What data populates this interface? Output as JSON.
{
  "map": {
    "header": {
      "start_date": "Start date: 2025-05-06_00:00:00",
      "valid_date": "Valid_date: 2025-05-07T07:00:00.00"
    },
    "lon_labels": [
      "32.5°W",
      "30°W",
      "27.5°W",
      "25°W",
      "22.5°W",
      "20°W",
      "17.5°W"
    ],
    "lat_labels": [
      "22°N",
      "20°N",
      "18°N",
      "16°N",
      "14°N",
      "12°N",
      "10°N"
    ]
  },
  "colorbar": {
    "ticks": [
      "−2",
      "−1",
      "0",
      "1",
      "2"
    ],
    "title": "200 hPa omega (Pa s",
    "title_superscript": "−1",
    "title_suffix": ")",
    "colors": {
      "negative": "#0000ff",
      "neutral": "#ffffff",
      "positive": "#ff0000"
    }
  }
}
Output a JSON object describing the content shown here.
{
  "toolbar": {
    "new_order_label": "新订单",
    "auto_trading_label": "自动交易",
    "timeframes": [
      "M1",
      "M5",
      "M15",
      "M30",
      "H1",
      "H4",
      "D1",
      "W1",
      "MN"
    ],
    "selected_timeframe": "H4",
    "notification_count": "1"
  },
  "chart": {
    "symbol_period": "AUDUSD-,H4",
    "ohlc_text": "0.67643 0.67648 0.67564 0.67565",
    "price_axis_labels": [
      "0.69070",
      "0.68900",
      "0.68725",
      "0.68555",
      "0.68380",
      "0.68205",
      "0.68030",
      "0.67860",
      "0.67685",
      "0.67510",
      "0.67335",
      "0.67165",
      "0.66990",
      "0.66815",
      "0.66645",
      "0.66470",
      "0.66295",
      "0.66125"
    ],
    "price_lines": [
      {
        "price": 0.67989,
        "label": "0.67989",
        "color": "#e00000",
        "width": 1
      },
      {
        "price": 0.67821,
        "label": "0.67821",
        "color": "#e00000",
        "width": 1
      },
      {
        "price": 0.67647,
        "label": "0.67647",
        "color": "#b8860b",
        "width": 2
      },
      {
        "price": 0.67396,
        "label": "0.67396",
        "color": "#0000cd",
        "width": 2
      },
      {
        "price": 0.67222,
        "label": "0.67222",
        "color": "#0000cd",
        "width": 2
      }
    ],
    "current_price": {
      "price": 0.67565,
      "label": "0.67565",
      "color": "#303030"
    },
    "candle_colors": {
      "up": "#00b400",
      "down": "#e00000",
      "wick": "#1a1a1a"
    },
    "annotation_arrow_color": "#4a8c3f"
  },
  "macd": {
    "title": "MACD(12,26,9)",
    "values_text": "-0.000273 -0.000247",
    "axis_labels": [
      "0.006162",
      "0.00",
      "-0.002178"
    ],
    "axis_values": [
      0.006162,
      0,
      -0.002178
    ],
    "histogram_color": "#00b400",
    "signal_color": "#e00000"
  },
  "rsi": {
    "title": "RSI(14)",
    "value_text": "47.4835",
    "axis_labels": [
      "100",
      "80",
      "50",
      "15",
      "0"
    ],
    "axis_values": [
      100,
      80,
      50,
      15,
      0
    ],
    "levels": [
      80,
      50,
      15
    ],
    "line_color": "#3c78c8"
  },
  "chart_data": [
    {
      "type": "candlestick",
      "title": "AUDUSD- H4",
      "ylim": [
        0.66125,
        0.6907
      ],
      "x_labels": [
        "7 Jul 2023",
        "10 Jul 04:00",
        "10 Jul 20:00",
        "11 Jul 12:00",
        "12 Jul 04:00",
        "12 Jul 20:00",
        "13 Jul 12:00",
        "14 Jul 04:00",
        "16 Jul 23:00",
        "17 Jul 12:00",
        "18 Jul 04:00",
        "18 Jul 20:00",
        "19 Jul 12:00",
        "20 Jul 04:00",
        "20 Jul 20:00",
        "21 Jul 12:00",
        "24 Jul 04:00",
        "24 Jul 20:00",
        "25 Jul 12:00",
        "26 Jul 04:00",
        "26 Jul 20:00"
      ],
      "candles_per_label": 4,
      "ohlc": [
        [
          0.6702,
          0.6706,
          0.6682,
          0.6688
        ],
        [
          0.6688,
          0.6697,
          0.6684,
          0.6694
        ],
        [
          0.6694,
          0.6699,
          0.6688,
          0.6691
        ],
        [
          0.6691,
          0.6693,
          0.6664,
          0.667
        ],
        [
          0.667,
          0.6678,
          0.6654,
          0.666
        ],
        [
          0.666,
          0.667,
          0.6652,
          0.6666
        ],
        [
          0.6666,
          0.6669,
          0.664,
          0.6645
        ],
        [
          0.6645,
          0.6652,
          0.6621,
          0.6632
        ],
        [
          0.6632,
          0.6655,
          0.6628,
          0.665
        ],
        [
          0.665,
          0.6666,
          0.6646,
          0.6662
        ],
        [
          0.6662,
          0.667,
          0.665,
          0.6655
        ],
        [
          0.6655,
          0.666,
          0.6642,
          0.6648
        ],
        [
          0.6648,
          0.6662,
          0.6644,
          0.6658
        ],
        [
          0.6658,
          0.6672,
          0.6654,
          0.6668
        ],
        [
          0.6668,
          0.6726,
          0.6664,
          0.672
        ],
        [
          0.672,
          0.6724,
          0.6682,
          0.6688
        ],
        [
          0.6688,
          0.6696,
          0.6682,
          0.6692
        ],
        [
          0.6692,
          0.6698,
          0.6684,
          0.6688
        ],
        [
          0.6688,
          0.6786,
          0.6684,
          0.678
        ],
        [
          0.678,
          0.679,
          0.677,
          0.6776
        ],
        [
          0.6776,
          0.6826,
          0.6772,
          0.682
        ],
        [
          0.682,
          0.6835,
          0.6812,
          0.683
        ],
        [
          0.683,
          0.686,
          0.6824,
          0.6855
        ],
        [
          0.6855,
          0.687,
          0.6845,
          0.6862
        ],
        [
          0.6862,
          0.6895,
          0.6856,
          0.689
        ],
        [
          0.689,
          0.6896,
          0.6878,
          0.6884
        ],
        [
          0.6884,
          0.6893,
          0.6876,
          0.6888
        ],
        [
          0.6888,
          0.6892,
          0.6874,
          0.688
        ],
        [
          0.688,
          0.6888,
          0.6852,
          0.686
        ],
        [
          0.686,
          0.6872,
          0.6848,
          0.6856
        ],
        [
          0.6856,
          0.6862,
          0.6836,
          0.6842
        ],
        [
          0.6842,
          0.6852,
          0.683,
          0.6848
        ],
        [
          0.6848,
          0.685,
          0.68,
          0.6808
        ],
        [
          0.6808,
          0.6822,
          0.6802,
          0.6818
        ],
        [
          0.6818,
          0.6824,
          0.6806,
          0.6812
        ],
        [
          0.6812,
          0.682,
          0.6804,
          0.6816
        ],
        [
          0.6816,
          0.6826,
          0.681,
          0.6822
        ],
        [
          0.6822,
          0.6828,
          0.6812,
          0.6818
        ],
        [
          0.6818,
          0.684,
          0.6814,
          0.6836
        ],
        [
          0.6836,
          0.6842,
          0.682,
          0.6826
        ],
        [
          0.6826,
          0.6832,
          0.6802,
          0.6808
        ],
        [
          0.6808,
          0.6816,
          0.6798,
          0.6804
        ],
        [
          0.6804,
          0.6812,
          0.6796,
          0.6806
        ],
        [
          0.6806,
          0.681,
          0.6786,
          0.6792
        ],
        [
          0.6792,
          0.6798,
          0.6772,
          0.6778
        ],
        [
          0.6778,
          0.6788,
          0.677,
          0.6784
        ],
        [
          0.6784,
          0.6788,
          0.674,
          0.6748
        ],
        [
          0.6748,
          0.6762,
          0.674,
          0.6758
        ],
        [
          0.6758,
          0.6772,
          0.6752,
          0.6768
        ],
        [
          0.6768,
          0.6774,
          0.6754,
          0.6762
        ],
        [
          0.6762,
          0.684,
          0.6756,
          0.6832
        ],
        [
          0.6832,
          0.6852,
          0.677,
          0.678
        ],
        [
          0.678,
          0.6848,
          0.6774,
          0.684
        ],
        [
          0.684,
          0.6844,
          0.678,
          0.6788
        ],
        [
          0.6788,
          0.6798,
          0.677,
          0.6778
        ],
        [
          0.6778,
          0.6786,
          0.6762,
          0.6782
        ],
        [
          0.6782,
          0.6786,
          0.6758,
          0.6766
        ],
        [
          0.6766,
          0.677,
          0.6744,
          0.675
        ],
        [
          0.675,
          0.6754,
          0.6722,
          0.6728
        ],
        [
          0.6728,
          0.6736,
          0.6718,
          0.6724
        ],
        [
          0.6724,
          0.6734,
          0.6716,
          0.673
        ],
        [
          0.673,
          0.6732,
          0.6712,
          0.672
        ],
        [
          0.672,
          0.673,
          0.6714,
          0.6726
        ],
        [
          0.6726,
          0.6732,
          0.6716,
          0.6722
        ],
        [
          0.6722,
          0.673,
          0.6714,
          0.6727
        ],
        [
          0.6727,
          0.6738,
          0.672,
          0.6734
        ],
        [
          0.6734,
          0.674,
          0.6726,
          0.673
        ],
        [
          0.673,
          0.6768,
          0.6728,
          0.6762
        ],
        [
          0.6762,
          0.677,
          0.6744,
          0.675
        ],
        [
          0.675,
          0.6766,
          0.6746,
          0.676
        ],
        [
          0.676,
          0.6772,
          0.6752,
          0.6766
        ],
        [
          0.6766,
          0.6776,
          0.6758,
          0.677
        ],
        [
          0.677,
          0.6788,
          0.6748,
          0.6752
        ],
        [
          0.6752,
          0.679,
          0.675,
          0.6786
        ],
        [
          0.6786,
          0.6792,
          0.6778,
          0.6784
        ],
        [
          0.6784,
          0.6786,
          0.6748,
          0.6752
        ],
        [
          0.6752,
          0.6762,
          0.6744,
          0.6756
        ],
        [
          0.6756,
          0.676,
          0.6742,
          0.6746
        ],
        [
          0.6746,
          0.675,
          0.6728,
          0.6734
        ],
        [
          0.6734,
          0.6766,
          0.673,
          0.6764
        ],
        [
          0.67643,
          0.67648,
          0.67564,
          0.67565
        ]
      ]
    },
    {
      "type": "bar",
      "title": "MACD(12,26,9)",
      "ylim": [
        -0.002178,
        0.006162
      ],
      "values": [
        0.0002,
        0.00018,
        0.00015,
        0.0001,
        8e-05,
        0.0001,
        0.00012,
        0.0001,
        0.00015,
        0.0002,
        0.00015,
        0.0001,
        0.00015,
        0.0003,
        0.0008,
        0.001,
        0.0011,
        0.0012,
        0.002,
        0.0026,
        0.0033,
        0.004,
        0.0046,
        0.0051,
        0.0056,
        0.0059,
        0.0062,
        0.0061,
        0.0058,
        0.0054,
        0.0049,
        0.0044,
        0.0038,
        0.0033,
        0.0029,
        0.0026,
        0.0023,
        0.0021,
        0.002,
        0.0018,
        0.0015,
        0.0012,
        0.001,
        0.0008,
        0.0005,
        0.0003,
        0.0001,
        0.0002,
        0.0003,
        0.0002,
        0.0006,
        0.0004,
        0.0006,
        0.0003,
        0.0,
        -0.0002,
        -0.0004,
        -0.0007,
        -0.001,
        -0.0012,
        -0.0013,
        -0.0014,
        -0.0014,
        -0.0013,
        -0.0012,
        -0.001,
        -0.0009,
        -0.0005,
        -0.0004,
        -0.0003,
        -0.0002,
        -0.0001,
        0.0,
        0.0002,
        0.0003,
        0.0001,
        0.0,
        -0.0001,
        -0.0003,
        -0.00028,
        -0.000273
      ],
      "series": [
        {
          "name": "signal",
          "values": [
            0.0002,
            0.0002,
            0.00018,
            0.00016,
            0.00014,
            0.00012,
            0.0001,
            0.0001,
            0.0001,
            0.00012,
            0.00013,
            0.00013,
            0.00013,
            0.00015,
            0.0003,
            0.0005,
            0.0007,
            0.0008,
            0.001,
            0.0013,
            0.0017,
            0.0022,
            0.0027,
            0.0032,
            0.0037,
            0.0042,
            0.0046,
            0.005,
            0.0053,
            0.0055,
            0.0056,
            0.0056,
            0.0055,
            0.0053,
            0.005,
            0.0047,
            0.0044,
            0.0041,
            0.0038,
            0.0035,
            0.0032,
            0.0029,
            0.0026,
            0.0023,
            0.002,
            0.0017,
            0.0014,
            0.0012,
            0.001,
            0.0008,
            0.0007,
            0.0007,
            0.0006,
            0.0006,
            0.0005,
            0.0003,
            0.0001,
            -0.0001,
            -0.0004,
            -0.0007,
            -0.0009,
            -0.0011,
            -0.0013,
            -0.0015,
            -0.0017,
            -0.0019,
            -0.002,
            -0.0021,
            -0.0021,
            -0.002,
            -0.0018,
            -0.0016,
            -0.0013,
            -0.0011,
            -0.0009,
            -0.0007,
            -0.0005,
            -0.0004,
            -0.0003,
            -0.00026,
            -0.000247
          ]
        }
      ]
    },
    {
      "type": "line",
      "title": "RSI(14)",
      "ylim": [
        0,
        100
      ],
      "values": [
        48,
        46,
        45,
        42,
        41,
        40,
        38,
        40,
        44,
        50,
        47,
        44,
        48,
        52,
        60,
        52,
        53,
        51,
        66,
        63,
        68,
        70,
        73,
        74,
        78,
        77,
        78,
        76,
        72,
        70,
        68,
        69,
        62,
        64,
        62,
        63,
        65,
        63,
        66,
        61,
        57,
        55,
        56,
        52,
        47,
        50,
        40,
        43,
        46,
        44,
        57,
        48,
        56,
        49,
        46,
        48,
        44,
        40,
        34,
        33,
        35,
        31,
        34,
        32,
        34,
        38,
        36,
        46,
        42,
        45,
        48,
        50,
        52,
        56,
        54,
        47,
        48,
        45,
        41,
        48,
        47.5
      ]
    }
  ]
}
• • • •
### [Exercise details]
Lines from the records above that hold "type" are the ones to list.

### [Solution for this task]
      "type": "candlestick",
      "type": "bar",
      "type": "line",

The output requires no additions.